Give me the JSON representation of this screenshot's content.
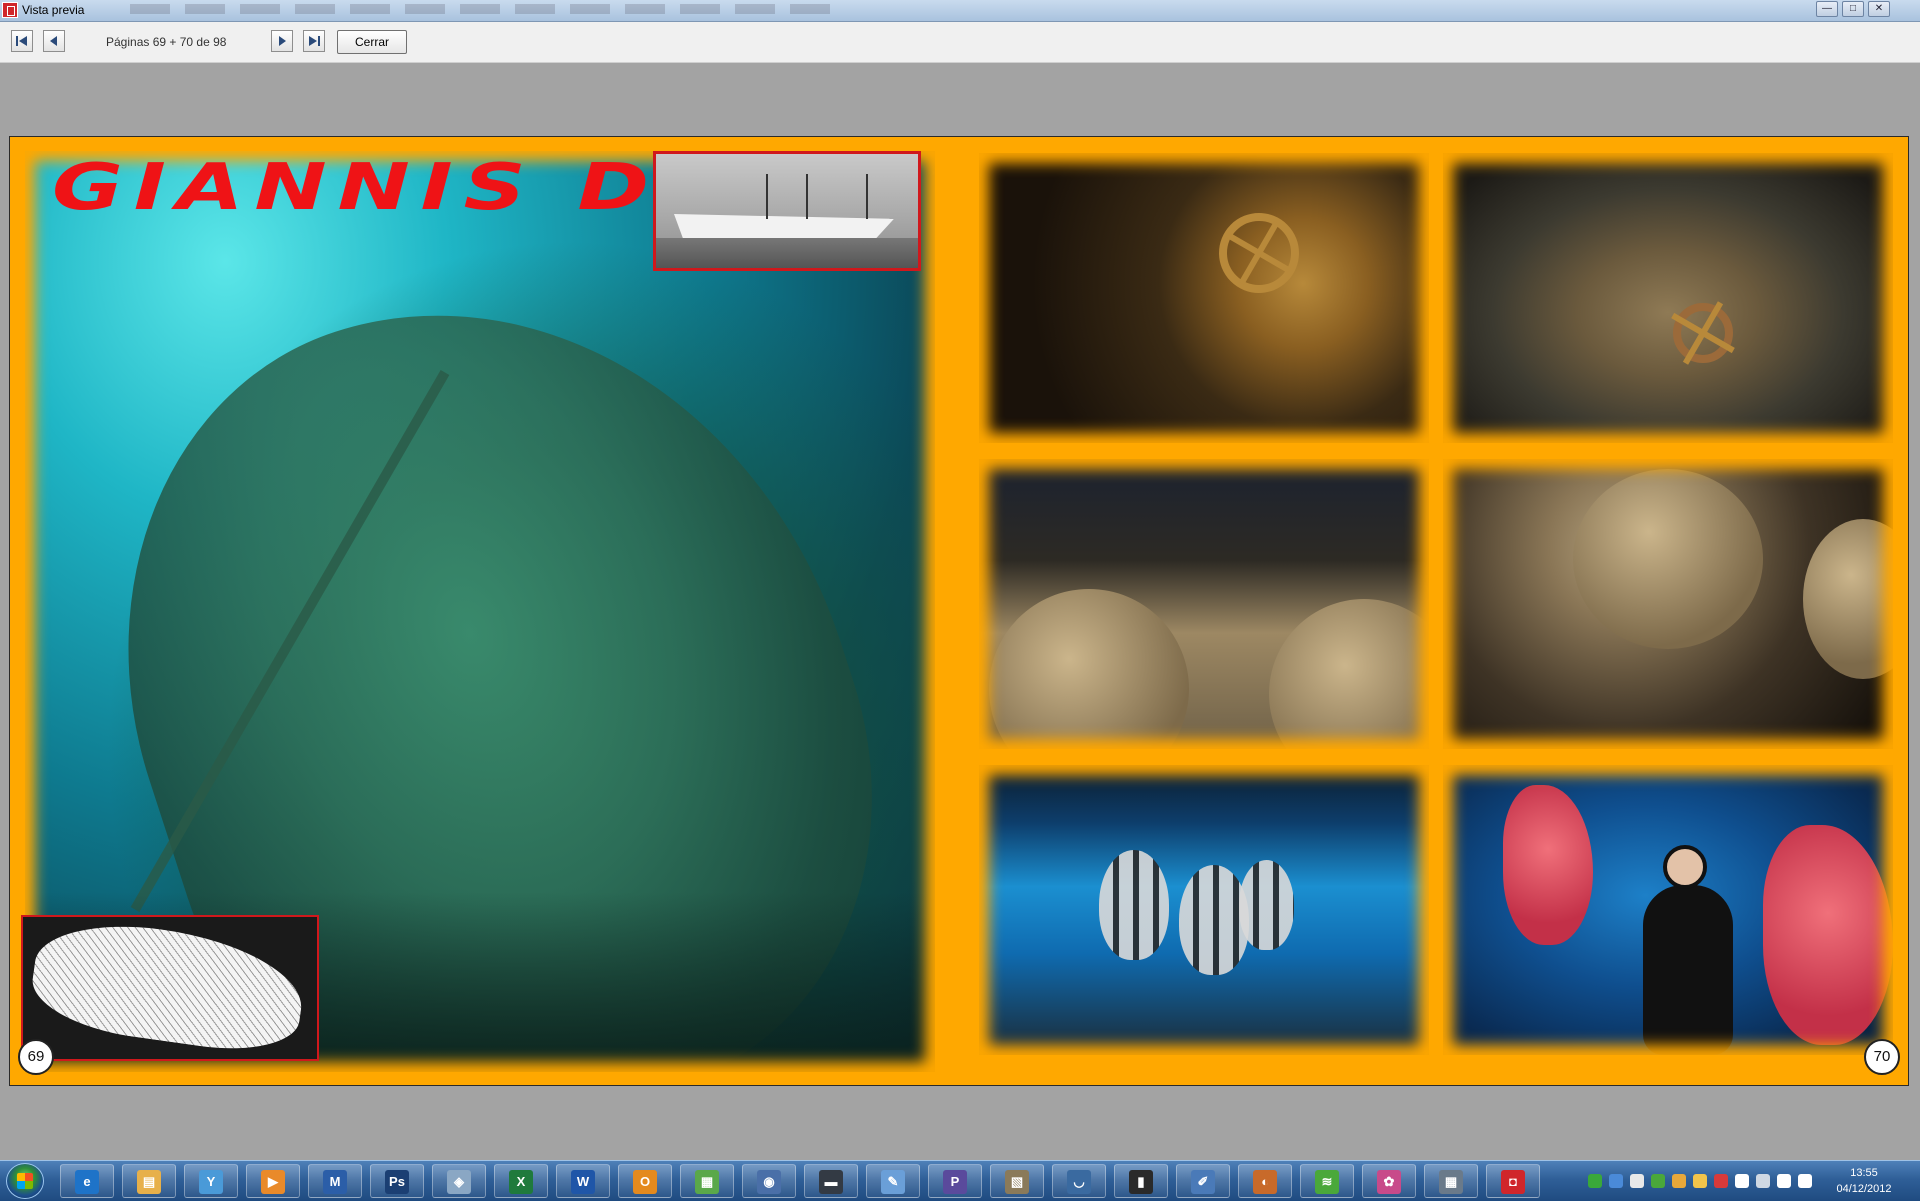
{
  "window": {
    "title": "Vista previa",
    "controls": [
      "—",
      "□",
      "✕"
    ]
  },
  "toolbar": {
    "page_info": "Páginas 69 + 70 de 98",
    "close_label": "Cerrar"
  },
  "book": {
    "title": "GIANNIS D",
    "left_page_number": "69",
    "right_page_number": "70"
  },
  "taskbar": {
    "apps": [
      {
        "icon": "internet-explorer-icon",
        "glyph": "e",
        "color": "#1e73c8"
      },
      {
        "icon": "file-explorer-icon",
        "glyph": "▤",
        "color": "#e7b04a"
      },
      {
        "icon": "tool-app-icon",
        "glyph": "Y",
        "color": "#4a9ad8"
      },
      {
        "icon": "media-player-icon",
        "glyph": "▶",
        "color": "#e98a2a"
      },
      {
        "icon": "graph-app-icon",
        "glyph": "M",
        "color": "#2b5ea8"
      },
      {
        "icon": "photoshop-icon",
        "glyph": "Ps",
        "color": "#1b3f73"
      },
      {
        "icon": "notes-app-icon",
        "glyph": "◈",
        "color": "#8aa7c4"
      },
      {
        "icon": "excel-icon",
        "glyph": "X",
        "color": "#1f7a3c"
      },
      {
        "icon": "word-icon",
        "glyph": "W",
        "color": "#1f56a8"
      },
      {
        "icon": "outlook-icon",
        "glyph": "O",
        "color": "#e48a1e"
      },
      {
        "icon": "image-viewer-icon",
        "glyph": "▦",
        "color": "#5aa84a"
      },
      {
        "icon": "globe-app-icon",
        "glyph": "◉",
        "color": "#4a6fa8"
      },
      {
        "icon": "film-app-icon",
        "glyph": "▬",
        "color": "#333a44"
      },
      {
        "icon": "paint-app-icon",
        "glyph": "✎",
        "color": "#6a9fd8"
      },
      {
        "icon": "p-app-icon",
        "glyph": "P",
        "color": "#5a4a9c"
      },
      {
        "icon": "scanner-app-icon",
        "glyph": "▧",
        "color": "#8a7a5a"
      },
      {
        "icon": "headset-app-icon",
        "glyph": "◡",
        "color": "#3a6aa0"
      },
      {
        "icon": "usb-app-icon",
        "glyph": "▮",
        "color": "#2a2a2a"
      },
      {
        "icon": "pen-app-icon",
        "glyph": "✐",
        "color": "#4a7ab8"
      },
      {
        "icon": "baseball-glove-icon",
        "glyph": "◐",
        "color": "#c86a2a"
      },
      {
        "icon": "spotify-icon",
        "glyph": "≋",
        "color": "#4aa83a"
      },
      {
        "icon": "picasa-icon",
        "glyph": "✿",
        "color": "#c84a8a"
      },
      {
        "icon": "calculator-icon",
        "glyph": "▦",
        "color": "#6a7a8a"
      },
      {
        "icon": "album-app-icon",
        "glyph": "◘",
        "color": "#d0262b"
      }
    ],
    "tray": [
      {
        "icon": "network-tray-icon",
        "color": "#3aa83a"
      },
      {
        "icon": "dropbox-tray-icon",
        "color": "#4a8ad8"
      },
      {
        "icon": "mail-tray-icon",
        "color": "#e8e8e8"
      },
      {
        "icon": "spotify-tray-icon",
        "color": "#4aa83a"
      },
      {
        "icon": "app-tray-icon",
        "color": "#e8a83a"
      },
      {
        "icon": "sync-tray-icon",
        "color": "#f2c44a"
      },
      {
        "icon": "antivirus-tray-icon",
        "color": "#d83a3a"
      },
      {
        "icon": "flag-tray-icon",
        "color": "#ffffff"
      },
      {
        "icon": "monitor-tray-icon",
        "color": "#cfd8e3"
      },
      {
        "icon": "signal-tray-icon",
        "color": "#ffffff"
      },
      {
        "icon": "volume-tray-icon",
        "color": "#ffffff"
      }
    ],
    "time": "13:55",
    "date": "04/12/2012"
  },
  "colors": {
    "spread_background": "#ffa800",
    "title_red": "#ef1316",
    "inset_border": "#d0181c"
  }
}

+-------+

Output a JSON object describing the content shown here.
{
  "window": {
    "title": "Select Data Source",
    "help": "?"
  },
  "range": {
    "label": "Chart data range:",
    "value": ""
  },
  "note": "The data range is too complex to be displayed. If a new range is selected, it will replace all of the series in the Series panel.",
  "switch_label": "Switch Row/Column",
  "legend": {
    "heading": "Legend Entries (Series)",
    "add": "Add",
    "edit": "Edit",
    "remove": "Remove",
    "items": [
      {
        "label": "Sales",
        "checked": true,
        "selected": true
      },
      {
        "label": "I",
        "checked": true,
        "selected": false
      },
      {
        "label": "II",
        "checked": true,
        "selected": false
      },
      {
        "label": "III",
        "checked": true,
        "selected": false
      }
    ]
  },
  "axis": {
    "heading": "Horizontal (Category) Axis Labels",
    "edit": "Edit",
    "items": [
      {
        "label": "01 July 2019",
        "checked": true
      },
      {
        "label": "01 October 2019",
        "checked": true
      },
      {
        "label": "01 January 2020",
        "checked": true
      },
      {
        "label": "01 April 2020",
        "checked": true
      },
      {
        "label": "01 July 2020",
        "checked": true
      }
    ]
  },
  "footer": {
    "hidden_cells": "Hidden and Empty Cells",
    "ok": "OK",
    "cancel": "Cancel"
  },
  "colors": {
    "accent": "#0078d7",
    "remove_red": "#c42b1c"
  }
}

+-------+

Which lines in the listing have the string "explorer"? Pick them out and copy them.

        "icon": "internet-explorer-icon",
        "icon": "file-explorer-icon",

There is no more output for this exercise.